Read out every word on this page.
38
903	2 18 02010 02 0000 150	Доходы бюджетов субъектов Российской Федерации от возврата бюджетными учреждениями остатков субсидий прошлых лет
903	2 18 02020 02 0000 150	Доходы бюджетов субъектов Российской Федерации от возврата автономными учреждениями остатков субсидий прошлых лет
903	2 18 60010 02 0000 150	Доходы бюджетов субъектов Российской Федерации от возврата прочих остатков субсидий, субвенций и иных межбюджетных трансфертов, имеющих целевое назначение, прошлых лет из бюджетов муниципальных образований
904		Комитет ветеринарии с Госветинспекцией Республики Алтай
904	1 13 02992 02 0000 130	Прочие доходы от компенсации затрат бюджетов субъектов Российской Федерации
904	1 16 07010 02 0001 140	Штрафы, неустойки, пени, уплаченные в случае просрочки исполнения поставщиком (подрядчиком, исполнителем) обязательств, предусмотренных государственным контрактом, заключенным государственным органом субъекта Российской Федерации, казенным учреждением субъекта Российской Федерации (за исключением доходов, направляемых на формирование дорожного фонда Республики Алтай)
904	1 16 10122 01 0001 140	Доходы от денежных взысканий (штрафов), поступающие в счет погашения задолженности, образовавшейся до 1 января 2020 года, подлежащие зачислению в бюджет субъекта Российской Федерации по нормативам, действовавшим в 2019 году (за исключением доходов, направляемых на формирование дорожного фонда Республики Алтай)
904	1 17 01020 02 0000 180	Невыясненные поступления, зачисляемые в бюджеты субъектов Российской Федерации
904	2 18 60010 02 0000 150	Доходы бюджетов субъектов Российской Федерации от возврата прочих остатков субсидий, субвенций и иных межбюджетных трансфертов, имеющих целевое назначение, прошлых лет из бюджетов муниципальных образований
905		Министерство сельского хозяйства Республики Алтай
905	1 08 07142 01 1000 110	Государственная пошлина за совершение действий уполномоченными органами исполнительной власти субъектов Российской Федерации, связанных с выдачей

* _Set task_:
Examine the records and pull out every line where the string "направляемых" occurs.

* _Correct result_:
904	1 16 07010 02 0001 140	Штрафы, неустойки, пени, уплаченные в случае просрочки исполнения поставщиком (подрядчиком, исполнителем) обязательств, предусмотренных государственным контрактом, заключенным государственным органом субъекта Российской Федерации, казенным учреждением субъекта Российской Федерации (за исключением доходов, направляемых на формирование дорожного фонда Республики Алтай)
904	1 16 10122 01 0001 140	Доходы от денежных взысканий (штрафов), поступающие в счет погашения задолженности, образовавшейся до 1 января 2020 года, подлежащие зачислению в бюджет субъекта Российской Федерации по нормативам, действовавшим в 2019 году (за исключением доходов, направляемых на формирование дорожного фонда Республики Алтай)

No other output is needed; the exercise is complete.